◆ **What you need to do**
Without the pictures, copy all the entries below exactly.

[start]

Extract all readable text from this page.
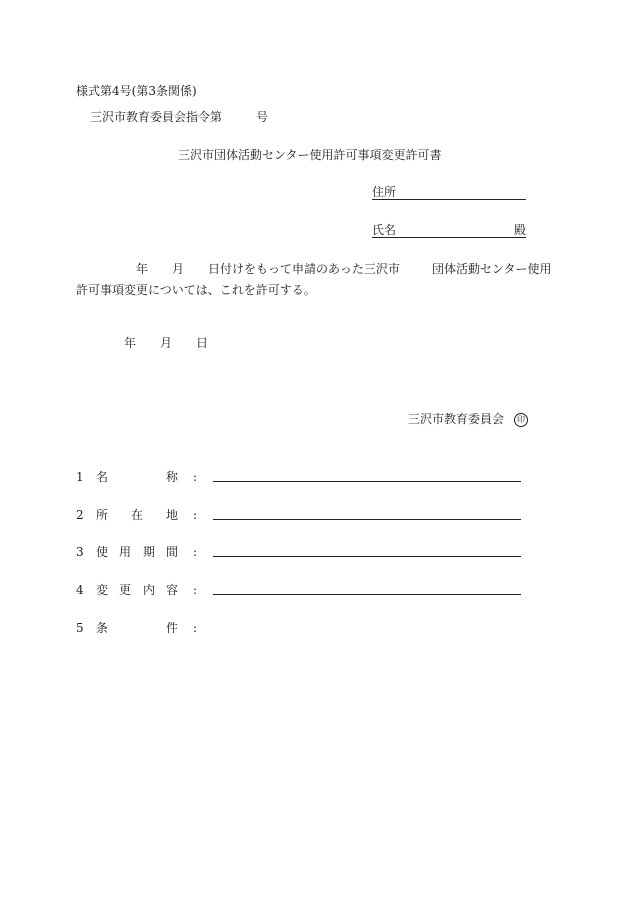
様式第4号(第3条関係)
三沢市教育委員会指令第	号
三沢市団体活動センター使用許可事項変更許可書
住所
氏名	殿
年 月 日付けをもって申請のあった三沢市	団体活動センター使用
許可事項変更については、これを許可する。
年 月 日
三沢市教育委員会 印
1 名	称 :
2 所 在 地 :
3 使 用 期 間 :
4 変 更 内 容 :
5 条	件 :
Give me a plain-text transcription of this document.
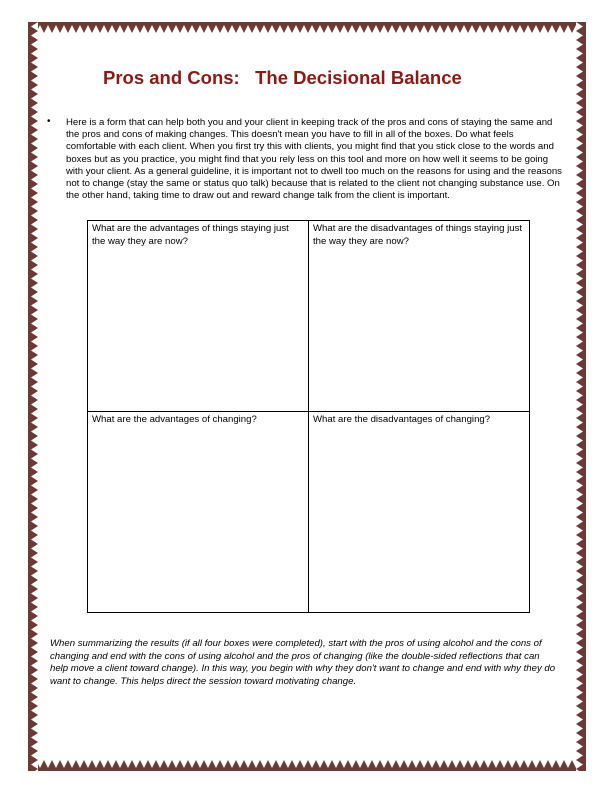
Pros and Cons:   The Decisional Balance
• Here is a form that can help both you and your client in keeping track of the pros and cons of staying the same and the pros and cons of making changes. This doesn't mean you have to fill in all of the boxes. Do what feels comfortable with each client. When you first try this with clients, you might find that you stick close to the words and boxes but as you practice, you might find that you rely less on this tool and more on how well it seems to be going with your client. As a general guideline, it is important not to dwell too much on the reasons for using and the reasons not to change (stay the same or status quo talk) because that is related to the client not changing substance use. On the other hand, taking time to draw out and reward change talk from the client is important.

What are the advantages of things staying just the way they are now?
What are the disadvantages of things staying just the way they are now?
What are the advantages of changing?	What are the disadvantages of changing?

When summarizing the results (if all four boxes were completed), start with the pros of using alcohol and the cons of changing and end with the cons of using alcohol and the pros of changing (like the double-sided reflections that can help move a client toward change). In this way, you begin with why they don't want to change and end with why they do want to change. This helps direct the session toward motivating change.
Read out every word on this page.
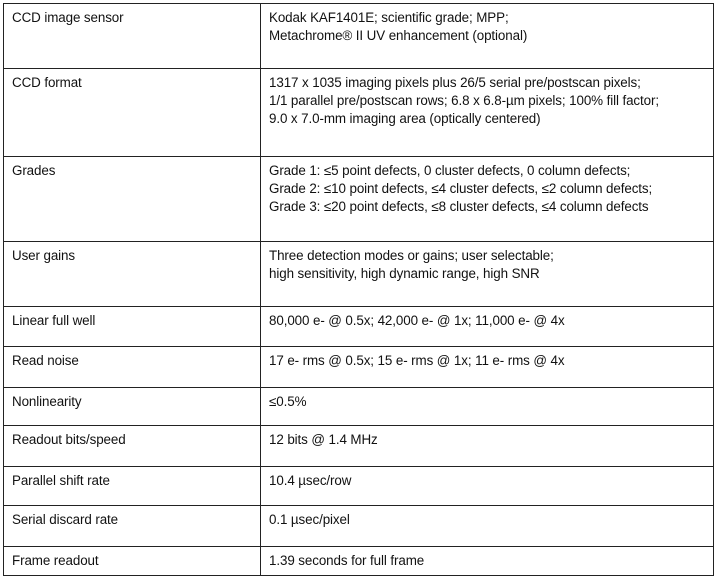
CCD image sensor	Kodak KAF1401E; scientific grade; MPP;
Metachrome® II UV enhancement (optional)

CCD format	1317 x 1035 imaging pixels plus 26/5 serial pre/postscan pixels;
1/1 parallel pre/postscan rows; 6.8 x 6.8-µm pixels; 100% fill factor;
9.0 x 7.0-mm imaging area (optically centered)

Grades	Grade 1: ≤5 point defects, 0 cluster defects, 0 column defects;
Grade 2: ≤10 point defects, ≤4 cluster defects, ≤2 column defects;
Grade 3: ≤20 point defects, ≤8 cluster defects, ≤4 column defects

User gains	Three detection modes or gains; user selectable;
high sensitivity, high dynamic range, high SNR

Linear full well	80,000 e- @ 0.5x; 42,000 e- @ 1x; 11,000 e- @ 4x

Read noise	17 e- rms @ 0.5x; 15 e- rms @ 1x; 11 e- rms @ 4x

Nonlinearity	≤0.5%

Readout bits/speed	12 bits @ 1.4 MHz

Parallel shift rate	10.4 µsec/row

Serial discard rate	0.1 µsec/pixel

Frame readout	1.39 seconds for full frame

[end]

◆ **Complete output**
Extract all readable text from this page.
様式第4号(第3条関係)
三沢市教育委員会指令第	号
三沢市団体活動センター使用許可事項変更許可書
住所
氏名	殿
年 月 日付けをもって申請のあった三沢市	団体活動センター使用
許可事項変更については、これを許可する。
年 月 日
三沢市教育委員会 印
1 名	称 :
2 所 在 地 :
3 使 用 期 間 :
4 変 更 内 容 :
5 条	件 :
Give me a plain-text transcription of this document.
Pros and Cons:   The Decisional Balance
• Here is a form that can help both you and your client in keeping track of the pros and cons of staying the same and the pros and cons of making changes. This doesn't mean you have to fill in all of the boxes. Do what feels comfortable with each client. When you first try this with clients, you might find that you stick close to the words and boxes but as you practice, you might find that you rely less on this tool and more on how well it seems to be going with your client. As a general guideline, it is important not to dwell too much on the reasons for using and the reasons not to change (stay the same or status quo talk) because that is related to the client not changing substance use. On the other hand, taking time to draw out and reward change talk from the client is important.

What are the advantages of things staying just the way they are now?
What are the disadvantages of things staying just the way they are now?
What are the advantages of changing?	What are the disadvantages of changing?

When summarizing the results (if all four boxes were completed), start with the pros of using alcohol and the cons of changing and end with the cons of using alcohol and the pros of changing (like the double-sided reflections that can help move a client toward change). In this way, you begin with why they don't want to change and end with why they do want to change. This helps direct the session toward motivating change.
Read out every word on this page.
CCD image sensor	Kodak KAF1401E; scientific grade; MPP;
Metachrome® II UV enhancement (optional)

CCD format	1317 x 1035 imaging pixels plus 26/5 serial pre/postscan pixels;
1/1 parallel pre/postscan rows; 6.8 x 6.8-µm pixels; 100% fill factor;
9.0 x 7.0-mm imaging area (optically centered)

Grades	Grade 1: ≤5 point defects, 0 cluster defects, 0 column defects;
Grade 2: ≤10 point defects, ≤4 cluster defects, ≤2 column defects;
Grade 3: ≤20 point defects, ≤8 cluster defects, ≤4 column defects

User gains	Three detection modes or gains; user selectable;
high sensitivity, high dynamic range, high SNR

Linear full well	80,000 e- @ 0.5x; 42,000 e- @ 1x; 11,000 e- @ 4x

Read noise	17 e- rms @ 0.5x; 15 e- rms @ 1x; 11 e- rms @ 4x

Nonlinearity	≤0.5%

Readout bits/speed	12 bits @ 1.4 MHz

Parallel shift rate	10.4 µsec/row

Serial discard rate	0.1 µsec/pixel

Frame readout	1.39 seconds for full frame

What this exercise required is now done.